Scan the following material for the string "girl" and copy each line in which it appears.

———

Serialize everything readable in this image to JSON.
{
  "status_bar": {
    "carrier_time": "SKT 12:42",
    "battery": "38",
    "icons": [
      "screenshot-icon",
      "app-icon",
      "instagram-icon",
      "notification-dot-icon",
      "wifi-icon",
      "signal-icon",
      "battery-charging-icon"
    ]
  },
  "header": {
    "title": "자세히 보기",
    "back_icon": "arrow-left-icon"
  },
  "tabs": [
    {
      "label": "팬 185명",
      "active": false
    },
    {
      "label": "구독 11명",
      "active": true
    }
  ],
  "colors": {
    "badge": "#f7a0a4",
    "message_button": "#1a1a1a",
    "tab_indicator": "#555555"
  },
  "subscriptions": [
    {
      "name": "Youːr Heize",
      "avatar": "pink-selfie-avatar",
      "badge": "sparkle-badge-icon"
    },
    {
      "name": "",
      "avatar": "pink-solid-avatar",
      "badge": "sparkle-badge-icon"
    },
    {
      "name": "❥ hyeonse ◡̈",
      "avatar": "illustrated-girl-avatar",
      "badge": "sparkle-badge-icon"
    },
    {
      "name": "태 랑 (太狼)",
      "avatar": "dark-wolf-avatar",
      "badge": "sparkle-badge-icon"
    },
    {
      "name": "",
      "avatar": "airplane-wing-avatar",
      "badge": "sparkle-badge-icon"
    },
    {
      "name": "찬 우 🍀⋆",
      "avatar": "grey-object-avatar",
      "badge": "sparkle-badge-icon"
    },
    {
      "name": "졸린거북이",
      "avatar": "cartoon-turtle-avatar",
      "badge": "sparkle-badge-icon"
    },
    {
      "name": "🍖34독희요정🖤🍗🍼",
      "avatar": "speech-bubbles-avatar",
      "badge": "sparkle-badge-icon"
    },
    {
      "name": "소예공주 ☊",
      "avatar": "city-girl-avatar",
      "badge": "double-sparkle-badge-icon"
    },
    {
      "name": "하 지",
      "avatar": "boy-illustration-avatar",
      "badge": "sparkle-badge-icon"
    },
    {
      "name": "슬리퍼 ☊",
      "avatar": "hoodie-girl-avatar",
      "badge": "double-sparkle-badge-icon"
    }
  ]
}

———

▸ **Response**:
      "avatar": "illustrated-girl-avatar",
      "avatar": "city-girl-avatar",
      "avatar": "hoodie-girl-avatar",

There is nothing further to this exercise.